_Objective_: Take the material below and retype it in full; pictures are left out.

_Material supplied_:
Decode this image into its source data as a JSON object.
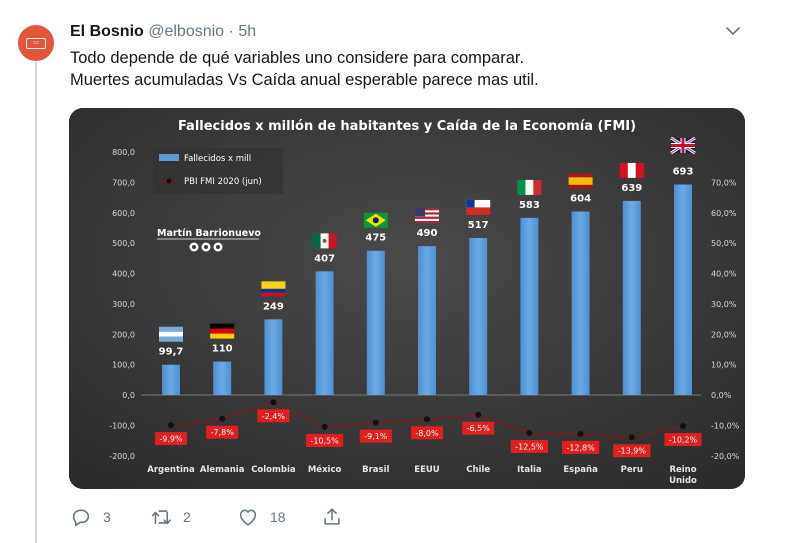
{
  "tweet": {
    "author_name": "El Bosnio",
    "handle": "@elbosnio",
    "separator": "·",
    "time": "5h",
    "text_line1": "Todo depende de qué variables uno considere para comparar.",
    "text_line2": "Muertes acumuladas Vs Caída anual esperable parece mas util.",
    "avatar_icon": "avatar-logo-icon",
    "menu_icon": "chevron-down-icon"
  },
  "actions": {
    "reply_count": "3",
    "retweet_count": "2",
    "like_count": "18"
  },
  "chart_data": {
    "type": "bar",
    "title": "Fallecidos x millón de habitantes y Caída de la Economía (FMI)",
    "watermark": "Martín Barrionuevo",
    "categories": [
      "Argentina",
      "Alemania",
      "Colombia",
      "México",
      "Brasil",
      "EEUU",
      "Chile",
      "Italia",
      "España",
      "Peru",
      "Reino Unido"
    ],
    "series": [
      {
        "name": "Fallecidos x mill",
        "type": "bar",
        "axis": "left",
        "color": "#5b9bd5",
        "values": [
          99.7,
          110,
          249,
          407,
          475,
          490,
          517,
          583,
          604,
          639,
          693
        ],
        "labels": [
          "99,7",
          "110",
          "249",
          "407",
          "475",
          "490",
          "517",
          "583",
          "604",
          "639",
          "693"
        ]
      },
      {
        "name": "PBI FMI 2020 (jun)",
        "type": "line",
        "axis": "right",
        "color": "#c00000",
        "values": [
          -9.9,
          -7.8,
          -2.4,
          -10.5,
          -9.1,
          -8.0,
          -6.5,
          -12.5,
          -12.8,
          -13.9,
          -10.2
        ],
        "labels": [
          "-9,9%",
          "-7,8%",
          "-2,4%",
          "-10,5%",
          "-9,1%",
          "-8,0%",
          "-6,5%",
          "-12,5%",
          "-12,8%",
          "-13,9%",
          "-10,2%"
        ]
      }
    ],
    "y_left": {
      "ylim": [
        -200,
        800
      ],
      "ticks": [
        -200,
        -100,
        0,
        100,
        200,
        300,
        400,
        500,
        600,
        700,
        800
      ],
      "tick_labels": [
        "-200,0",
        "-100,0",
        "0,0",
        "100,0",
        "200,0",
        "300,0",
        "400,0",
        "500,0",
        "600,0",
        "700,0",
        "800,0"
      ]
    },
    "y_right": {
      "ylim": [
        -20,
        70
      ],
      "ticks": [
        -20,
        -10,
        0,
        10,
        20,
        30,
        40,
        50,
        60,
        70
      ],
      "tick_labels": [
        "-20,0%",
        "-10,0%",
        "0,0%",
        "10,0%",
        "20,0%",
        "30,0%",
        "40,0%",
        "50,0%",
        "60,0%",
        "70,0%"
      ]
    },
    "legend_position": "top-left",
    "grid": false,
    "flags": [
      "argentina-flag-icon",
      "germany-flag-icon",
      "colombia-flag-icon",
      "mexico-flag-icon",
      "brazil-flag-icon",
      "usa-flag-icon",
      "chile-flag-icon",
      "italy-flag-icon",
      "spain-flag-icon",
      "peru-flag-icon",
      "uk-flag-icon"
    ],
    "watermark_icons": [
      "twitter-icon",
      "facebook-icon",
      "instagram-icon"
    ]
  }
}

_Complete output_:
Decode this image into its source data as a JSON object.
{
  "tweet": {
    "author_name": "El Bosnio",
    "handle": "@elbosnio",
    "separator": "·",
    "time": "5h",
    "text_line1": "Todo depende de qué variables uno considere para comparar.",
    "text_line2": "Muertes acumuladas Vs Caída anual esperable parece mas util.",
    "avatar_icon": "avatar-logo-icon",
    "menu_icon": "chevron-down-icon"
  },
  "actions": {
    "reply_count": "3",
    "retweet_count": "2",
    "like_count": "18"
  },
  "chart_data": {
    "type": "bar",
    "title": "Fallecidos x millón de habitantes y Caída de la Economía (FMI)",
    "watermark": "Martín Barrionuevo",
    "categories": [
      "Argentina",
      "Alemania",
      "Colombia",
      "México",
      "Brasil",
      "EEUU",
      "Chile",
      "Italia",
      "España",
      "Peru",
      "Reino Unido"
    ],
    "series": [
      {
        "name": "Fallecidos x mill",
        "type": "bar",
        "axis": "left",
        "color": "#5b9bd5",
        "values": [
          99.7,
          110,
          249,
          407,
          475,
          490,
          517,
          583,
          604,
          639,
          693
        ],
        "labels": [
          "99,7",
          "110",
          "249",
          "407",
          "475",
          "490",
          "517",
          "583",
          "604",
          "639",
          "693"
        ]
      },
      {
        "name": "PBI FMI 2020 (jun)",
        "type": "line",
        "axis": "right",
        "color": "#c00000",
        "values": [
          -9.9,
          -7.8,
          -2.4,
          -10.5,
          -9.1,
          -8.0,
          -6.5,
          -12.5,
          -12.8,
          -13.9,
          -10.2
        ],
        "labels": [
          "-9,9%",
          "-7,8%",
          "-2,4%",
          "-10,5%",
          "-9,1%",
          "-8,0%",
          "-6,5%",
          "-12,5%",
          "-12,8%",
          "-13,9%",
          "-10,2%"
        ]
      }
    ],
    "y_left": {
      "ylim": [
        -200,
        800
      ],
      "ticks": [
        -200,
        -100,
        0,
        100,
        200,
        300,
        400,
        500,
        600,
        700,
        800
      ],
      "tick_labels": [
        "-200,0",
        "-100,0",
        "0,0",
        "100,0",
        "200,0",
        "300,0",
        "400,0",
        "500,0",
        "600,0",
        "700,0",
        "800,0"
      ]
    },
    "y_right": {
      "ylim": [
        -20,
        70
      ],
      "ticks": [
        -20,
        -10,
        0,
        10,
        20,
        30,
        40,
        50,
        60,
        70
      ],
      "tick_labels": [
        "-20,0%",
        "-10,0%",
        "0,0%",
        "10,0%",
        "20,0%",
        "30,0%",
        "40,0%",
        "50,0%",
        "60,0%",
        "70,0%"
      ]
    },
    "legend_position": "top-left",
    "grid": false,
    "flags": [
      "argentina-flag-icon",
      "germany-flag-icon",
      "colombia-flag-icon",
      "mexico-flag-icon",
      "brazil-flag-icon",
      "usa-flag-icon",
      "chile-flag-icon",
      "italy-flag-icon",
      "spain-flag-icon",
      "peru-flag-icon",
      "uk-flag-icon"
    ],
    "watermark_icons": [
      "twitter-icon",
      "facebook-icon",
      "instagram-icon"
    ]
  }
}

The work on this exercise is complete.